■ **Given entries**:
--- begin ---

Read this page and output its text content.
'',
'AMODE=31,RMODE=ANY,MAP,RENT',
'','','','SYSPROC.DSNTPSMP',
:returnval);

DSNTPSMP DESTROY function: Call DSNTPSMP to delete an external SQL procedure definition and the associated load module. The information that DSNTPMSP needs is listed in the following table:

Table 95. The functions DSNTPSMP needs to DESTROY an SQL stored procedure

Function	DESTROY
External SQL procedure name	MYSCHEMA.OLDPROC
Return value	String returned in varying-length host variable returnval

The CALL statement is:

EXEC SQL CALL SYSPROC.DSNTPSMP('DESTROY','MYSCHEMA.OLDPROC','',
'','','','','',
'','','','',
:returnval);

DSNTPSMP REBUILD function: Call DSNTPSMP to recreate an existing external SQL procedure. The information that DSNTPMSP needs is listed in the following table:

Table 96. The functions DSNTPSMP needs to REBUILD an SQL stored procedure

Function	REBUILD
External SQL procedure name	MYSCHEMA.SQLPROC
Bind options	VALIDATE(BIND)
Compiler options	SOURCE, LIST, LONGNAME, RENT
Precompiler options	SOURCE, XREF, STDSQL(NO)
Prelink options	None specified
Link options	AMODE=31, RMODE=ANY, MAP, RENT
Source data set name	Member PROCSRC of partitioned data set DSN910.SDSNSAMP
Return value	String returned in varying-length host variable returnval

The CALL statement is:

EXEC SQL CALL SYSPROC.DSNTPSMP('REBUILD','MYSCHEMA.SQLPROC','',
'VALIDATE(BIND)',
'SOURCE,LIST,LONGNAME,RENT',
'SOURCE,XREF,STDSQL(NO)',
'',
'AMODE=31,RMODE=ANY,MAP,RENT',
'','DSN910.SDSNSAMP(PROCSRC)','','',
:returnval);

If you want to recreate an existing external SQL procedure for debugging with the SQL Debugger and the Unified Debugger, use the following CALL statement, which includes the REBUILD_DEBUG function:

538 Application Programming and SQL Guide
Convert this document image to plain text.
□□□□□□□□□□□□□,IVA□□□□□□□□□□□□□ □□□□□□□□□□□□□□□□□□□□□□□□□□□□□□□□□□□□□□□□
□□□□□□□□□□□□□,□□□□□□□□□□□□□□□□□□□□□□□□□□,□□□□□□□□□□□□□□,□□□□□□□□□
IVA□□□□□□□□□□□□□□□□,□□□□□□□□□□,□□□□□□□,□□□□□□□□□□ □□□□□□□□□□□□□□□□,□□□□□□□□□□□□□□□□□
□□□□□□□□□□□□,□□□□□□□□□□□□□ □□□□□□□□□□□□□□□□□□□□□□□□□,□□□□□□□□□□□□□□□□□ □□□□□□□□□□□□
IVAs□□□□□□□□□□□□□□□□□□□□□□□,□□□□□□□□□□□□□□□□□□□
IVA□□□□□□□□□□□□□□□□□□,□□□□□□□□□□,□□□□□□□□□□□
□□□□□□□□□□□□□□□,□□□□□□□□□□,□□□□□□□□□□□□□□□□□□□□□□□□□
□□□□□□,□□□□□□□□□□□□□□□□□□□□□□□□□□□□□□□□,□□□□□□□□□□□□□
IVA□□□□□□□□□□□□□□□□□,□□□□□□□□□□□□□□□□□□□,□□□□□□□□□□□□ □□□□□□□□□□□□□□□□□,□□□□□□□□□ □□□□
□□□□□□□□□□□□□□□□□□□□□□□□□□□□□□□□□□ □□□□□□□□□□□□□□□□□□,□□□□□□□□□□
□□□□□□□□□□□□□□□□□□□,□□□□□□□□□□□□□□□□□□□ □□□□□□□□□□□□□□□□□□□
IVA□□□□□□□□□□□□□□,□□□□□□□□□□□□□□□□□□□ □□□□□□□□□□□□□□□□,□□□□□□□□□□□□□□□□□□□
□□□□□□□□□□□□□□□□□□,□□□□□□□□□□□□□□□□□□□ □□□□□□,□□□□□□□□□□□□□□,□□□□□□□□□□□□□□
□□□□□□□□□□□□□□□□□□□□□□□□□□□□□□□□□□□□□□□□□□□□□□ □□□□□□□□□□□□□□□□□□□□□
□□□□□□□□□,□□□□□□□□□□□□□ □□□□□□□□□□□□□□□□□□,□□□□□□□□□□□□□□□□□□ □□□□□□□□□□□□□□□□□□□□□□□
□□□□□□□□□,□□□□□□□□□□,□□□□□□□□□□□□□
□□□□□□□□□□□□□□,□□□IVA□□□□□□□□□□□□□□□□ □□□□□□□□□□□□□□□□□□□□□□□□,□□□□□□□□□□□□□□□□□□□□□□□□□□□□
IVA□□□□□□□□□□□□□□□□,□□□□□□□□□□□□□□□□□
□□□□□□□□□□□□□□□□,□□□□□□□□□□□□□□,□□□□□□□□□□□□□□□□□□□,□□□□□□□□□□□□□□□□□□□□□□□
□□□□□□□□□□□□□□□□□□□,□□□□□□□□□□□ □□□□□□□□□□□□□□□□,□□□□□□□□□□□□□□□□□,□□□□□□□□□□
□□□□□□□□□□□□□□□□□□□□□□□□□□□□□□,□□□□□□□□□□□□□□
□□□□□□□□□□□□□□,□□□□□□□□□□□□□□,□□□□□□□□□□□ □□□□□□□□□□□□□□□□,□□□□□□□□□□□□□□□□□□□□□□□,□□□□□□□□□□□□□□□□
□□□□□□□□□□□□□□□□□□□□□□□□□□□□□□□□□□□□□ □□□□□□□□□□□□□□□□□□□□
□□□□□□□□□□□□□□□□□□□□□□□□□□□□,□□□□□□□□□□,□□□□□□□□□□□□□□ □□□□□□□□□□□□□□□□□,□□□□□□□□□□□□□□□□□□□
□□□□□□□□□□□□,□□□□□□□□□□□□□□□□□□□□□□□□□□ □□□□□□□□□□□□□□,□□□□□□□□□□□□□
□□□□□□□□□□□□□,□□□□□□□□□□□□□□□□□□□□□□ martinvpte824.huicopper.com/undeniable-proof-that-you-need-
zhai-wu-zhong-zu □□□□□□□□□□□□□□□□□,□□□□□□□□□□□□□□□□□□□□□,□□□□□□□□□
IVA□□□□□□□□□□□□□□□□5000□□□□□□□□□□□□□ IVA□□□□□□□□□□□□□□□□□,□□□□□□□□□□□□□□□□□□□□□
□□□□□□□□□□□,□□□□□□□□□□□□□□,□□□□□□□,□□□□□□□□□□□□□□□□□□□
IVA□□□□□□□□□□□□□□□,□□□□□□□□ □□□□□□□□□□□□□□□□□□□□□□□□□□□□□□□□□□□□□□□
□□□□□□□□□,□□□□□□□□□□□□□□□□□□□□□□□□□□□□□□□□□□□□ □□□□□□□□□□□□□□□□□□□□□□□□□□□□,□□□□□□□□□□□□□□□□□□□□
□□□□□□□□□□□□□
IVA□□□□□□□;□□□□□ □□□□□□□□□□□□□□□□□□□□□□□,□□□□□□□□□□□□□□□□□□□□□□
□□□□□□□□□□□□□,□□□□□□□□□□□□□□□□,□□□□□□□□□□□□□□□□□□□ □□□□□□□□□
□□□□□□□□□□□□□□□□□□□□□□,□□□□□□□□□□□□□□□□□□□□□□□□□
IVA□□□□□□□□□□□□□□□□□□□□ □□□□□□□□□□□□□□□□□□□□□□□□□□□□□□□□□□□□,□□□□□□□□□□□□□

--- end ---

■ **Short problem**: Can you reproduce all the material exactly?

■ **Written response**:
Read this page and output its text content.
'',
'AMODE=31,RMODE=ANY,MAP,RENT',
'','','','SYSPROC.DSNTPSMP',
:returnval);

DSNTPSMP DESTROY function: Call DSNTPSMP to delete an external SQL procedure definition and the associated load module. The information that DSNTPMSP needs is listed in the following table:

Table 95. The functions DSNTPSMP needs to DESTROY an SQL stored procedure

Function	DESTROY
External SQL procedure name	MYSCHEMA.OLDPROC
Return value	String returned in varying-length host variable returnval

The CALL statement is:

EXEC SQL CALL SYSPROC.DSNTPSMP('DESTROY','MYSCHEMA.OLDPROC','',
'','','','','',
'','','','',
:returnval);

DSNTPSMP REBUILD function: Call DSNTPSMP to recreate an existing external SQL procedure. The information that DSNTPMSP needs is listed in the following table:

Table 96. The functions DSNTPSMP needs to REBUILD an SQL stored procedure

Function	REBUILD
External SQL procedure name	MYSCHEMA.SQLPROC
Bind options	VALIDATE(BIND)
Compiler options	SOURCE, LIST, LONGNAME, RENT
Precompiler options	SOURCE, XREF, STDSQL(NO)
Prelink options	None specified
Link options	AMODE=31, RMODE=ANY, MAP, RENT
Source data set name	Member PROCSRC of partitioned data set DSN910.SDSNSAMP
Return value	String returned in varying-length host variable returnval

The CALL statement is:

EXEC SQL CALL SYSPROC.DSNTPSMP('REBUILD','MYSCHEMA.SQLPROC','',
'VALIDATE(BIND)',
'SOURCE,LIST,LONGNAME,RENT',
'SOURCE,XREF,STDSQL(NO)',
'',
'AMODE=31,RMODE=ANY,MAP,RENT',
'','DSN910.SDSNSAMP(PROCSRC)','','',
:returnval);

If you want to recreate an existing external SQL procedure for debugging with the SQL Debugger and the Unified Debugger, use the following CALL statement, which includes the REBUILD_DEBUG function:

538 Application Programming and SQL Guide
Convert this document image to plain text.
□□□□□□□□□□□□□,IVA□□□□□□□□□□□□□ □□□□□□□□□□□□□□□□□□□□□□□□□□□□□□□□□□□□□□□□
□□□□□□□□□□□□□,□□□□□□□□□□□□□□□□□□□□□□□□□□,□□□□□□□□□□□□□□,□□□□□□□□□
IVA□□□□□□□□□□□□□□□□,□□□□□□□□□□,□□□□□□□,□□□□□□□□□□ □□□□□□□□□□□□□□□□,□□□□□□□□□□□□□□□□□
□□□□□□□□□□□□,□□□□□□□□□□□□□ □□□□□□□□□□□□□□□□□□□□□□□□□,□□□□□□□□□□□□□□□□□ □□□□□□□□□□□□
IVAs□□□□□□□□□□□□□□□□□□□□□□□,□□□□□□□□□□□□□□□□□□□
IVA□□□□□□□□□□□□□□□□□□,□□□□□□□□□□,□□□□□□□□□□□
□□□□□□□□□□□□□□□,□□□□□□□□□□,□□□□□□□□□□□□□□□□□□□□□□□□□
□□□□□□,□□□□□□□□□□□□□□□□□□□□□□□□□□□□□□□□,□□□□□□□□□□□□□
IVA□□□□□□□□□□□□□□□□□,□□□□□□□□□□□□□□□□□□□,□□□□□□□□□□□□ □□□□□□□□□□□□□□□□□,□□□□□□□□□ □□□□
□□□□□□□□□□□□□□□□□□□□□□□□□□□□□□□□□□ □□□□□□□□□□□□□□□□□□,□□□□□□□□□□
□□□□□□□□□□□□□□□□□□□,□□□□□□□□□□□□□□□□□□□ □□□□□□□□□□□□□□□□□□□
IVA□□□□□□□□□□□□□□,□□□□□□□□□□□□□□□□□□□ □□□□□□□□□□□□□□□□,□□□□□□□□□□□□□□□□□□□
□□□□□□□□□□□□□□□□□□,□□□□□□□□□□□□□□□□□□□ □□□□□□,□□□□□□□□□□□□□□,□□□□□□□□□□□□□□
□□□□□□□□□□□□□□□□□□□□□□□□□□□□□□□□□□□□□□□□□□□□□□ □□□□□□□□□□□□□□□□□□□□□
□□□□□□□□□,□□□□□□□□□□□□□ □□□□□□□□□□□□□□□□□□,□□□□□□□□□□□□□□□□□□ □□□□□□□□□□□□□□□□□□□□□□□
□□□□□□□□□,□□□□□□□□□□,□□□□□□□□□□□□□
□□□□□□□□□□□□□□,□□□IVA□□□□□□□□□□□□□□□□ □□□□□□□□□□□□□□□□□□□□□□□□,□□□□□□□□□□□□□□□□□□□□□□□□□□□□
IVA□□□□□□□□□□□□□□□□,□□□□□□□□□□□□□□□□□
□□□□□□□□□□□□□□□□,□□□□□□□□□□□□□□,□□□□□□□□□□□□□□□□□□□,□□□□□□□□□□□□□□□□□□□□□□□
□□□□□□□□□□□□□□□□□□□,□□□□□□□□□□□ □□□□□□□□□□□□□□□□,□□□□□□□□□□□□□□□□□,□□□□□□□□□□
□□□□□□□□□□□□□□□□□□□□□□□□□□□□□□,□□□□□□□□□□□□□□
□□□□□□□□□□□□□□,□□□□□□□□□□□□□□,□□□□□□□□□□□ □□□□□□□□□□□□□□□□,□□□□□□□□□□□□□□□□□□□□□□□,□□□□□□□□□□□□□□□□
□□□□□□□□□□□□□□□□□□□□□□□□□□□□□□□□□□□□□ □□□□□□□□□□□□□□□□□□□□
□□□□□□□□□□□□□□□□□□□□□□□□□□□□,□□□□□□□□□□,□□□□□□□□□□□□□□ □□□□□□□□□□□□□□□□□,□□□□□□□□□□□□□□□□□□□
□□□□□□□□□□□□,□□□□□□□□□□□□□□□□□□□□□□□□□□ □□□□□□□□□□□□□□,□□□□□□□□□□□□□
□□□□□□□□□□□□□,□□□□□□□□□□□□□□□□□□□□□□ martinvpte824.huicopper.com/undeniable-proof-that-you-need-
zhai-wu-zhong-zu □□□□□□□□□□□□□□□□□,□□□□□□□□□□□□□□□□□□□□□,□□□□□□□□□
IVA□□□□□□□□□□□□□□□□5000□□□□□□□□□□□□□ IVA□□□□□□□□□□□□□□□□□,□□□□□□□□□□□□□□□□□□□□□
□□□□□□□□□□□,□□□□□□□□□□□□□□,□□□□□□□,□□□□□□□□□□□□□□□□□□□
IVA□□□□□□□□□□□□□□□,□□□□□□□□ □□□□□□□□□□□□□□□□□□□□□□□□□□□□□□□□□□□□□□□
□□□□□□□□□,□□□□□□□□□□□□□□□□□□□□□□□□□□□□□□□□□□□□ □□□□□□□□□□□□□□□□□□□□□□□□□□□□,□□□□□□□□□□□□□□□□□□□□
□□□□□□□□□□□□□
IVA□□□□□□□;□□□□□ □□□□□□□□□□□□□□□□□□□□□□□,□□□□□□□□□□□□□□□□□□□□□□
□□□□□□□□□□□□□,□□□□□□□□□□□□□□□□,□□□□□□□□□□□□□□□□□□□ □□□□□□□□□
□□□□□□□□□□□□□□□□□□□□□□,□□□□□□□□□□□□□□□□□□□□□□□□□
IVA□□□□□□□□□□□□□□□□□□□□ □□□□□□□□□□□□□□□□□□□□□□□□□□□□□□□□□□□□,□□□□□□□□□□□□□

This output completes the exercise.